O espetáculo tem recebido ótimas críticas desde sua estréia em 20 de abril, inclusive uma entusiasmada do poderoso The New York Times. American Idiot foi indicado ao Tony de melhor musical.
A bilheteria também está bombando. Fomos numa noite de quarta-feira e só conseguimos lugar na parte de cima. Se você pretende assisti-lo agora, no verão, melhor comprar pela internet.
Do que se trata a peça? American Idiot conta em forma cronológica a história de um grupo de jovens amigos em Nova Iorque, durante os dois anos que se seguriam àquela manhã de 11/09/01, em que os americanos perderam o apetite ao serem surpreendidos pelo ataque terrorista mais devastador da história, quando se preparavam para almoçar.
Se existe alguma semelhança com Hair? Várias. Ambas traçam um retrato da sua época, da geração da sua época. Mas se a poucas quadras dali, hippies asquerosos chegam a petulância de pregar que eles são o remédio para o mundo, ali no Teatro St. James, jovens tidos como apáticos e alienados mostram como tentam sobreviver com dignidade num mundo que parece não ter mais solução.
O mais curioso é que os dois musicais tratam dos mesmos assuntos: sexo, rebeldia, drogas, política e guerra. Mas Hair prega a união para que possamos mudar o mundo. A garotada de American Idiot só quer se explicar, só quer mostrar os leões que precisa matar para permancecer de pé. Eles não são e não têm solução para nada. Estão perdidos e procuram apenas ficar numa boa.

Tarefas escritas >>
A. Responda, com base no texto sobre o musical American Idiot:
(i) Em que data o espetáculo estreou?
(ii) Em qual teatro American Idiot é apresentado?
(iii) Quais assuntos os dois musicais tratam?
B. Traduza para o inglês esta frase do texto sobre o musical American Idiot: "American Idiot foi indicado ao Tony de melhor musical."

Dados armazenados >>
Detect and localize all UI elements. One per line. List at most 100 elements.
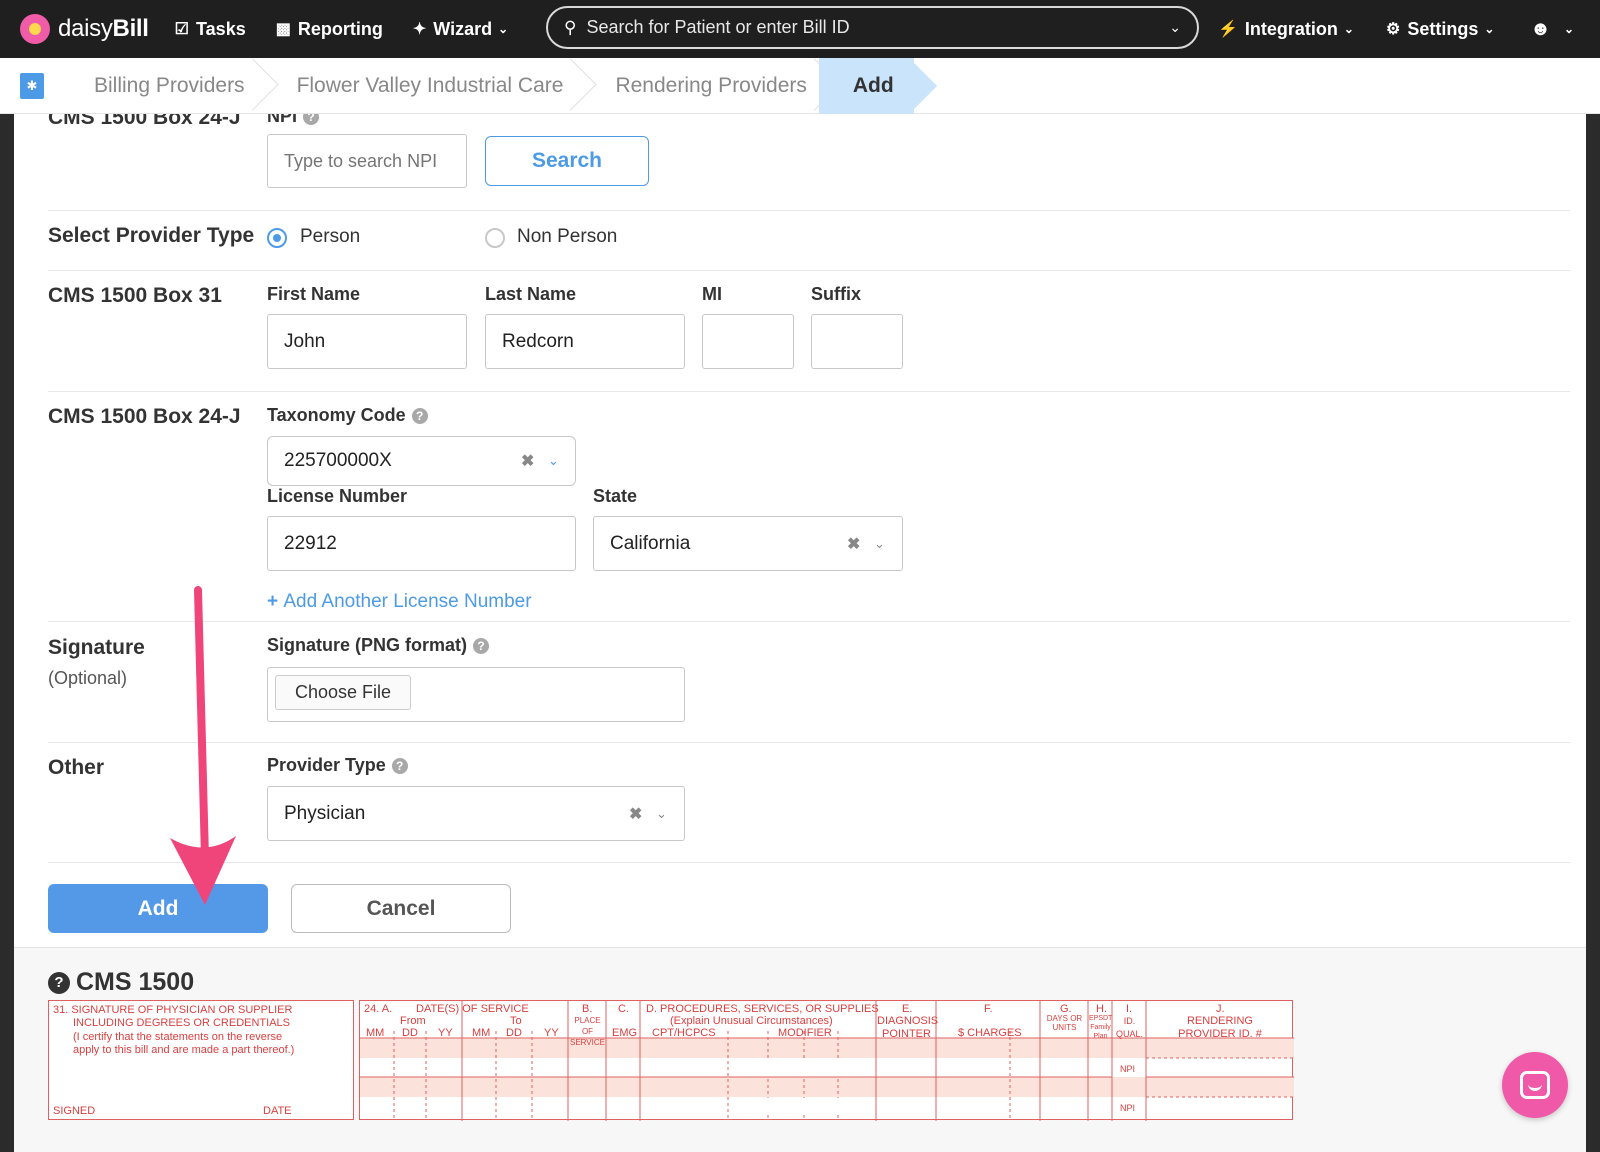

Respostas às tarefas >>
A.
(i) Em 20 de abril.
(ii) No Teatro St. James.
(iii) Sexo, rebeldia, drogas, política e guerra.

B. American Idiot was nominated for the Tony for best musical.